Each line containing the word "twice" must be collected.

Stored data
(begin)

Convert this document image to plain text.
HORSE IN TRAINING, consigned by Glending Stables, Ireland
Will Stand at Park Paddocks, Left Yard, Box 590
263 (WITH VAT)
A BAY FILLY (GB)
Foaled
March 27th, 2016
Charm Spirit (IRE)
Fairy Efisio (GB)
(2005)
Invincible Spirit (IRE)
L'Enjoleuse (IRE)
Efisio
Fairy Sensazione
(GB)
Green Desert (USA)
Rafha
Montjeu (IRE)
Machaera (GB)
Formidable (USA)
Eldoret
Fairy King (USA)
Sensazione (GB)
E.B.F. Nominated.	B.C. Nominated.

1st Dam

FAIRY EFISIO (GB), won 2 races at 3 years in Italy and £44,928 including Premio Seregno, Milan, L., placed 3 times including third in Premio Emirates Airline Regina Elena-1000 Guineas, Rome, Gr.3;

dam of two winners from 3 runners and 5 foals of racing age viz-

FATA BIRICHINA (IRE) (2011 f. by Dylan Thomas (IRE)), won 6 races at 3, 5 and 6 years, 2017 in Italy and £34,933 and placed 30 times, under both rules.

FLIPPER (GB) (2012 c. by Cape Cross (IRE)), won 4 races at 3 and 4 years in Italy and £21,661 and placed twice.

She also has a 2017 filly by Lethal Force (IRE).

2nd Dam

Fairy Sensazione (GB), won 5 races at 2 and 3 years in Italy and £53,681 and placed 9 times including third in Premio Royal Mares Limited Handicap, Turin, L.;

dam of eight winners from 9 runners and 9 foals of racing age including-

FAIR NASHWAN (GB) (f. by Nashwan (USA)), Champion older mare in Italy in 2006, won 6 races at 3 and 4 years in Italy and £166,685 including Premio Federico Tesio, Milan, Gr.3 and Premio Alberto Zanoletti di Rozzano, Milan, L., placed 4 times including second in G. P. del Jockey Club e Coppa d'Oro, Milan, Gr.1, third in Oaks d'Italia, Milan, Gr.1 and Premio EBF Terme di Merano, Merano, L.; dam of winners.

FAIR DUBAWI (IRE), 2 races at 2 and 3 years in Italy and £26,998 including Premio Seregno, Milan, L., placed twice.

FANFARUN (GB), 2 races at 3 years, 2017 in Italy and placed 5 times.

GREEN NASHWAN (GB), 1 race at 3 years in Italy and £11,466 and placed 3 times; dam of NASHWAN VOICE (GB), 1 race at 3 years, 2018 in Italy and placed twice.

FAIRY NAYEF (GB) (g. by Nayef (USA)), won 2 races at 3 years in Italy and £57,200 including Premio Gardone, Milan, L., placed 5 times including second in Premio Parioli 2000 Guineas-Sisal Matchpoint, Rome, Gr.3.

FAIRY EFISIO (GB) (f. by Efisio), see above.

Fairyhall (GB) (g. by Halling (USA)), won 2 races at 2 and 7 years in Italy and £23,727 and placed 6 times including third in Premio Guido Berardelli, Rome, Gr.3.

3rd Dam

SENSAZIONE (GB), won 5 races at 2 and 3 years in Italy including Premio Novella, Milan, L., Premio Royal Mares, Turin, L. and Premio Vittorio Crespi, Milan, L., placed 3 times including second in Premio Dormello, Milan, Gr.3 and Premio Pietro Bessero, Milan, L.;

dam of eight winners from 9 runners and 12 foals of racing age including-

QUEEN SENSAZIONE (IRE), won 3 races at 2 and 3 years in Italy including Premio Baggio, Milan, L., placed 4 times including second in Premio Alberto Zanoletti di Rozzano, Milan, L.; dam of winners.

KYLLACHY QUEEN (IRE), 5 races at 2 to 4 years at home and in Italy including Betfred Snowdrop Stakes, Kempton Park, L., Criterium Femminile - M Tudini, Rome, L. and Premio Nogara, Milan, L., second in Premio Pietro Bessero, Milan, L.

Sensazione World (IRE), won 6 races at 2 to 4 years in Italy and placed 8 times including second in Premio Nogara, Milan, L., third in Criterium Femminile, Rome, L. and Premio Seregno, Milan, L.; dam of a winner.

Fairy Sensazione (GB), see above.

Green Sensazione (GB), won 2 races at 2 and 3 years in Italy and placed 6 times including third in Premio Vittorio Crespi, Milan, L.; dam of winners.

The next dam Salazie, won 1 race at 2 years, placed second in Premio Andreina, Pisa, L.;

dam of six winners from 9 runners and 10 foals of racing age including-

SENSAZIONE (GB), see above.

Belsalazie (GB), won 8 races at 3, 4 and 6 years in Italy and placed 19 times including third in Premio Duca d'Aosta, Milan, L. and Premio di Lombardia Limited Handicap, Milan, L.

(end)

## [The response]
FLIPPER (GB) (2012 c. by Cape Cross (IRE)), won 4 races at 3 and 4 years in Italy and £21,661 and placed twice.
FAIR DUBAWI (IRE), 2 races at 2 and 3 years in Italy and £26,998 including Premio Seregno, Milan, L., placed twice.
GREEN NASHWAN (GB), 1 race at 3 years in Italy and £11,466 and placed 3 times; dam of NASHWAN VOICE (GB), 1 race at 3 years, 2018 in Italy and placed twice.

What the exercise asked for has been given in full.